(Data entries)
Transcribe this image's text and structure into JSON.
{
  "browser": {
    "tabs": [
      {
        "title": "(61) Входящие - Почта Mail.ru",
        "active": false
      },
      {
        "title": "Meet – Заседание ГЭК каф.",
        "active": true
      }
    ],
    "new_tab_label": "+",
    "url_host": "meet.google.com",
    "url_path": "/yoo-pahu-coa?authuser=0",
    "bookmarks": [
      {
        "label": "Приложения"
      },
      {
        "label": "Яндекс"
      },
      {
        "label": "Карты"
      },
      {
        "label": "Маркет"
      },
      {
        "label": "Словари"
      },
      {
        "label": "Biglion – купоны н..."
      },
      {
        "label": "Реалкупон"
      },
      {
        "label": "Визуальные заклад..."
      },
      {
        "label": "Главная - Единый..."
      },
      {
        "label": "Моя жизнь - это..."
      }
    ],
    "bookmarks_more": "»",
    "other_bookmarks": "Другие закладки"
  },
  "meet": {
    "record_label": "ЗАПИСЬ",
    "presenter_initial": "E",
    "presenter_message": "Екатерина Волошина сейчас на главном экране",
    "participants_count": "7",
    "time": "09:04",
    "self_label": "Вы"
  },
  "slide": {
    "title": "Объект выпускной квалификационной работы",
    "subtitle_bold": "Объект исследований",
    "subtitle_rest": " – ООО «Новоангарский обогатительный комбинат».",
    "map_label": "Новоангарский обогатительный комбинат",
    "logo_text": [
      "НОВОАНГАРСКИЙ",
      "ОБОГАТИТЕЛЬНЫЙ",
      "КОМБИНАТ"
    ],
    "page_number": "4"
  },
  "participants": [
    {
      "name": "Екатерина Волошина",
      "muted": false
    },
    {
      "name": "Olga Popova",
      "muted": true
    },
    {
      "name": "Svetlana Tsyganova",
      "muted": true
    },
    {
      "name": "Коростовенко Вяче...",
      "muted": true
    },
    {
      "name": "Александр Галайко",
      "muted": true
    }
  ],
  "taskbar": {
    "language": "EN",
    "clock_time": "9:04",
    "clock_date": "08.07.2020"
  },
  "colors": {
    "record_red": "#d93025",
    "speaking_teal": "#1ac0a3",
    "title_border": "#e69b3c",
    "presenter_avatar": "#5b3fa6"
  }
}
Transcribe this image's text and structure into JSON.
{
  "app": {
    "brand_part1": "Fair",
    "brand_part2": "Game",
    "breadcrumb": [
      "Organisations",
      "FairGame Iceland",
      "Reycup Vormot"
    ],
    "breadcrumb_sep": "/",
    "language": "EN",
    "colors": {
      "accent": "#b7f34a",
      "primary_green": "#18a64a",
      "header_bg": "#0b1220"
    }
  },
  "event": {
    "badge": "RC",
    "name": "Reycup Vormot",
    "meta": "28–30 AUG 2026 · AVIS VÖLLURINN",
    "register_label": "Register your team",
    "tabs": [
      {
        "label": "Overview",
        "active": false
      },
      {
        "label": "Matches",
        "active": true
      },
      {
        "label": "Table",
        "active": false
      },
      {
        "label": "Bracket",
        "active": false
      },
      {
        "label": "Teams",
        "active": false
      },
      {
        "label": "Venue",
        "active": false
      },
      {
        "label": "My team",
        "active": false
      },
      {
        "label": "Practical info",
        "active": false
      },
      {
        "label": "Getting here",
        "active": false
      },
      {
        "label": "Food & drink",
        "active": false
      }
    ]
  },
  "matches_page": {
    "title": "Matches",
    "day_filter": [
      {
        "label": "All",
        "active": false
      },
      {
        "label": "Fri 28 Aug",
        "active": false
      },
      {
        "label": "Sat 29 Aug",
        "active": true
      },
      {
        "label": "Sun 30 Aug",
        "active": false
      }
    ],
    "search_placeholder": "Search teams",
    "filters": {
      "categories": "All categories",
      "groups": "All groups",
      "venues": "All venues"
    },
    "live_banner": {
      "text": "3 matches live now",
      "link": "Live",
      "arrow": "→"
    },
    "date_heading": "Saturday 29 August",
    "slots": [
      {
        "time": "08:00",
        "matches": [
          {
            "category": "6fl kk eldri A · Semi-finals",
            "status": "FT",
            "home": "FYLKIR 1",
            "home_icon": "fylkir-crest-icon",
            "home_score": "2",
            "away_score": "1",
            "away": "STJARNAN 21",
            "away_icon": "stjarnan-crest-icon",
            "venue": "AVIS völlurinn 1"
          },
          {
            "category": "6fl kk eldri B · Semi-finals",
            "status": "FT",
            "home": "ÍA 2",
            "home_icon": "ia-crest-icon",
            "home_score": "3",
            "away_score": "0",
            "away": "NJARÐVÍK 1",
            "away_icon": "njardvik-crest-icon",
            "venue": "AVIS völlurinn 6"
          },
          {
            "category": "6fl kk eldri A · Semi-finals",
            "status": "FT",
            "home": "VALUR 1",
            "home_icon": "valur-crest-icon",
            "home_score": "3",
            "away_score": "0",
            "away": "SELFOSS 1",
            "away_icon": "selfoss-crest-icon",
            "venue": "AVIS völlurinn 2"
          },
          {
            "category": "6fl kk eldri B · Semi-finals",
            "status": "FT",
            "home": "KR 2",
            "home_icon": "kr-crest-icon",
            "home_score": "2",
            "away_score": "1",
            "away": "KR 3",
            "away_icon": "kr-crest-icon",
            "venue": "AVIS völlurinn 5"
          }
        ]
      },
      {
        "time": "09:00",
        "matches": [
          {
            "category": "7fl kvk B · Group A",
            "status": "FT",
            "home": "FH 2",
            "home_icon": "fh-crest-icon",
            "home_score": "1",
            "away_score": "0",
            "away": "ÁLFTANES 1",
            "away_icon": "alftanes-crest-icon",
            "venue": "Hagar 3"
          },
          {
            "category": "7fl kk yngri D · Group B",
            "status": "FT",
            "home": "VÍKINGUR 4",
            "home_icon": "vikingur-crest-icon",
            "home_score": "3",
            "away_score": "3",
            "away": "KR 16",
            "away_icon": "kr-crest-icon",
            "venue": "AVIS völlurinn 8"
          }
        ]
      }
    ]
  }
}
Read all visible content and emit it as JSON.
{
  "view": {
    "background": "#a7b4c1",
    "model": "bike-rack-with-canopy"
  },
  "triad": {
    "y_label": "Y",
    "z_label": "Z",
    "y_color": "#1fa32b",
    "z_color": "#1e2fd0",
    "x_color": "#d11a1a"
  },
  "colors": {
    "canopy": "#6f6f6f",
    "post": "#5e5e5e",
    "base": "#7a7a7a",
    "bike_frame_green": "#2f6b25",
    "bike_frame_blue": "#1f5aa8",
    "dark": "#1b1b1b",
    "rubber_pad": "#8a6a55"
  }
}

> _Problem requirements_: Identify the lines of the entries containing the string "canopy". Copy each such line.

> _Answer to this problem_:
    "model": "bike-rack-with-canopy"
    "canopy": "#6f6f6f",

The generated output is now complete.